■ **CHALLENGE**:
Every line of the data must be copied exactly.

Stored items from a collection

:::

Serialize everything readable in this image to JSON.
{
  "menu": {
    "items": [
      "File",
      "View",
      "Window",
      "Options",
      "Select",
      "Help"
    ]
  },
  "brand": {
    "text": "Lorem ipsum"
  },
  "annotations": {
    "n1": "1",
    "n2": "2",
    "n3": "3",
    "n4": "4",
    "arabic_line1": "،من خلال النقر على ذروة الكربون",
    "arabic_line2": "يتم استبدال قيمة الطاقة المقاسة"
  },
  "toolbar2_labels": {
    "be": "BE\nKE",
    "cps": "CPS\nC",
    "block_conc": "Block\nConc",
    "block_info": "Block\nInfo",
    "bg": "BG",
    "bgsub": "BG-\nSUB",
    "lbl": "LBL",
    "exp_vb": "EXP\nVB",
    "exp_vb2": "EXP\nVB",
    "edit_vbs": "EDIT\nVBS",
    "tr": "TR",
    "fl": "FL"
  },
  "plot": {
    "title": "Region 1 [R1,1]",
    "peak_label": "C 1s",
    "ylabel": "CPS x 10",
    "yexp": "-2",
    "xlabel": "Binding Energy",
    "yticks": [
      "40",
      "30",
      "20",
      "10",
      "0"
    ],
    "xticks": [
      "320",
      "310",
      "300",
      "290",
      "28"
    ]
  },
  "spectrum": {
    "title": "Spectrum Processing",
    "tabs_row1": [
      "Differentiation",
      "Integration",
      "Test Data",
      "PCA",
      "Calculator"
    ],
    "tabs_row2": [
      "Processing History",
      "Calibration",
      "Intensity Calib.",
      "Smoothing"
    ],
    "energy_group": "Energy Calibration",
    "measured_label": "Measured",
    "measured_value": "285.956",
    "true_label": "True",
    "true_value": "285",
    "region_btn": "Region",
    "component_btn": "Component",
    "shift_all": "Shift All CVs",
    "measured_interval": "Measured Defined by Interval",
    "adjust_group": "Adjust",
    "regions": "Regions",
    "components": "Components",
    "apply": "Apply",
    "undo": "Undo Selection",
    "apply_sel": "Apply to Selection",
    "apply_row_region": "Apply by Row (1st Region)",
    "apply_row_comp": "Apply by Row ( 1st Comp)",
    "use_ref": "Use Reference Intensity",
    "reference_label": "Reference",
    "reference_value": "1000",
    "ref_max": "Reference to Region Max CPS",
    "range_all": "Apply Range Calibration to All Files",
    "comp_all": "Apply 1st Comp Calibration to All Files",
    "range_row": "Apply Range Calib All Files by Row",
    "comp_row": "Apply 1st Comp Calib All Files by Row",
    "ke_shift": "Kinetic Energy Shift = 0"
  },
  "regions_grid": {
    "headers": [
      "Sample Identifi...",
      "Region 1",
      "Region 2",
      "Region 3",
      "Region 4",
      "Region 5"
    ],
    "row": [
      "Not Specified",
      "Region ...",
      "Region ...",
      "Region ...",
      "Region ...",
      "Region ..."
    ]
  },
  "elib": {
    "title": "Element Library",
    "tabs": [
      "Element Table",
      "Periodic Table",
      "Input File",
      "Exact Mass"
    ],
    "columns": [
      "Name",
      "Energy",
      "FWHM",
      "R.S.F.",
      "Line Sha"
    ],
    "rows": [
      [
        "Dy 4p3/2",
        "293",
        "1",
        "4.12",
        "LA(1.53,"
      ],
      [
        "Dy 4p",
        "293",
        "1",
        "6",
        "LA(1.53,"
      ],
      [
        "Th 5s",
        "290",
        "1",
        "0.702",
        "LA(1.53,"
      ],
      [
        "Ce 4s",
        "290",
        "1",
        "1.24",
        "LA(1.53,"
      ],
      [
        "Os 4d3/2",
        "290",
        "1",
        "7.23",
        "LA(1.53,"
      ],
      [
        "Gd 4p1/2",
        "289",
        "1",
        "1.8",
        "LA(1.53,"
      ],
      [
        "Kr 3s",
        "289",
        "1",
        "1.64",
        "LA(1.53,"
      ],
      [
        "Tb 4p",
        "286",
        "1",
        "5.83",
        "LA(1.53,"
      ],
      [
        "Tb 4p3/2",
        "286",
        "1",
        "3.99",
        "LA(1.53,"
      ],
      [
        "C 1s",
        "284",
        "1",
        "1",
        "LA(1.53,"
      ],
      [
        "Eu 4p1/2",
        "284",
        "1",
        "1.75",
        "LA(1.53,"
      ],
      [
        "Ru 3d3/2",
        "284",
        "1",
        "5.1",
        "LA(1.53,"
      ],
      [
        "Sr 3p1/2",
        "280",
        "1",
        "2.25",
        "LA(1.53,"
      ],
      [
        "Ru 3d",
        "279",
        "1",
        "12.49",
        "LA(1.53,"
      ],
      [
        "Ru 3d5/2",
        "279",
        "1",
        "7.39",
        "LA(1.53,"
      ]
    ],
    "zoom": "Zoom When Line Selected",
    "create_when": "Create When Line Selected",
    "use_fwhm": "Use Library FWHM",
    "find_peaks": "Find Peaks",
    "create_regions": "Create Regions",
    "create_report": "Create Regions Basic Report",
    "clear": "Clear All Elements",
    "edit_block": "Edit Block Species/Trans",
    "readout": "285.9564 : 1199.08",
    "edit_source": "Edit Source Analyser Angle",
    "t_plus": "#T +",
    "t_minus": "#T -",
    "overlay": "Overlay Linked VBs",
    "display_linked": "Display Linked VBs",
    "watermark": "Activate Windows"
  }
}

:::

■ **SOLUTION TO THE EXERCISE**:
Serialize everything readable in this image to JSON.
{
  "menu": {
    "items": [
      "File",
      "View",
      "Window",
      "Options",
      "Select",
      "Help"
    ]
  },
  "brand": {
    "text": "Lorem ipsum"
  },
  "annotations": {
    "n1": "1",
    "n2": "2",
    "n3": "3",
    "n4": "4",
    "arabic_line1": "،من خلال النقر على ذروة الكربون",
    "arabic_line2": "يتم استبدال قيمة الطاقة المقاسة"
  },
  "toolbar2_labels": {
    "be": "BE\nKE",
    "cps": "CPS\nC",
    "block_conc": "Block\nConc",
    "block_info": "Block\nInfo",
    "bg": "BG",
    "bgsub": "BG-\nSUB",
    "lbl": "LBL",
    "exp_vb": "EXP\nVB",
    "exp_vb2": "EXP\nVB",
    "edit_vbs": "EDIT\nVBS",
    "tr": "TR",
    "fl": "FL"
  },
  "plot": {
    "title": "Region 1 [R1,1]",
    "peak_label": "C 1s",
    "ylabel": "CPS x 10",
    "yexp": "-2",
    "xlabel": "Binding Energy",
    "yticks": [
      "40",
      "30",
      "20",
      "10",
      "0"
    ],
    "xticks": [
      "320",
      "310",
      "300",
      "290",
      "28"
    ]
  },
  "spectrum": {
    "title": "Spectrum Processing",
    "tabs_row1": [
      "Differentiation",
      "Integration",
      "Test Data",
      "PCA",
      "Calculator"
    ],
    "tabs_row2": [
      "Processing History",
      "Calibration",
      "Intensity Calib.",
      "Smoothing"
    ],
    "energy_group": "Energy Calibration",
    "measured_label": "Measured",
    "measured_value": "285.956",
    "true_label": "True",
    "true_value": "285",
    "region_btn": "Region",
    "component_btn": "Component",
    "shift_all": "Shift All CVs",
    "measured_interval": "Measured Defined by Interval",
    "adjust_group": "Adjust",
    "regions": "Regions",
    "components": "Components",
    "apply": "Apply",
    "undo": "Undo Selection",
    "apply_sel": "Apply to Selection",
    "apply_row_region": "Apply by Row (1st Region)",
    "apply_row_comp": "Apply by Row ( 1st Comp)",
    "use_ref": "Use Reference Intensity",
    "reference_label": "Reference",
    "reference_value": "1000",
    "ref_max": "Reference to Region Max CPS",
    "range_all": "Apply Range Calibration to All Files",
    "comp_all": "Apply 1st Comp Calibration to All Files",
    "range_row": "Apply Range Calib All Files by Row",
    "comp_row": "Apply 1st Comp Calib All Files by Row",
    "ke_shift": "Kinetic Energy Shift = 0"
  },
  "regions_grid": {
    "headers": [
      "Sample Identifi...",
      "Region 1",
      "Region 2",
      "Region 3",
      "Region 4",
      "Region 5"
    ],
    "row": [
      "Not Specified",
      "Region ...",
      "Region ...",
      "Region ...",
      "Region ...",
      "Region ..."
    ]
  },
  "elib": {
    "title": "Element Library",
    "tabs": [
      "Element Table",
      "Periodic Table",
      "Input File",
      "Exact Mass"
    ],
    "columns": [
      "Name",
      "Energy",
      "FWHM",
      "R.S.F.",
      "Line Sha"
    ],
    "rows": [
      [
        "Dy 4p3/2",
        "293",
        "1",
        "4.12",
        "LA(1.53,"
      ],
      [
        "Dy 4p",
        "293",
        "1",
        "6",
        "LA(1.53,"
      ],
      [
        "Th 5s",
        "290",
        "1",
        "0.702",
        "LA(1.53,"
      ],
      [
        "Ce 4s",
        "290",
        "1",
        "1.24",
        "LA(1.53,"
      ],
      [
        "Os 4d3/2",
        "290",
        "1",
        "7.23",
        "LA(1.53,"
      ],
      [
        "Gd 4p1/2",
        "289",
        "1",
        "1.8",
        "LA(1.53,"
      ],
      [
        "Kr 3s",
        "289",
        "1",
        "1.64",
        "LA(1.53,"
      ],
      [
        "Tb 4p",
        "286",
        "1",
        "5.83",
        "LA(1.53,"
      ],
      [
        "Tb 4p3/2",
        "286",
        "1",
        "3.99",
        "LA(1.53,"
      ],
      [
        "C 1s",
        "284",
        "1",
        "1",
        "LA(1.53,"
      ],
      [
        "Eu 4p1/2",
        "284",
        "1",
        "1.75",
        "LA(1.53,"
      ],
      [
        "Ru 3d3/2",
        "284",
        "1",
        "5.1",
        "LA(1.53,"
      ],
      [
        "Sr 3p1/2",
        "280",
        "1",
        "2.25",
        "LA(1.53,"
      ],
      [
        "Ru 3d",
        "279",
        "1",
        "12.49",
        "LA(1.53,"
      ],
      [
        "Ru 3d5/2",
        "279",
        "1",
        "7.39",
        "LA(1.53,"
      ]
    ],
    "zoom": "Zoom When Line Selected",
    "create_when": "Create When Line Selected",
    "use_fwhm": "Use Library FWHM",
    "find_peaks": "Find Peaks",
    "create_regions": "Create Regions",
    "create_report": "Create Regions Basic Report",
    "clear": "Clear All Elements",
    "edit_block": "Edit Block Species/Trans",
    "readout": "285.9564 : 1199.08",
    "edit_source": "Edit Source Analyser Angle",
    "t_plus": "#T +",
    "t_minus": "#T -",
    "overlay": "Overlay Linked VBs",
    "display_linked": "Display Linked VBs",
    "watermark": "Activate Windows"
  }
}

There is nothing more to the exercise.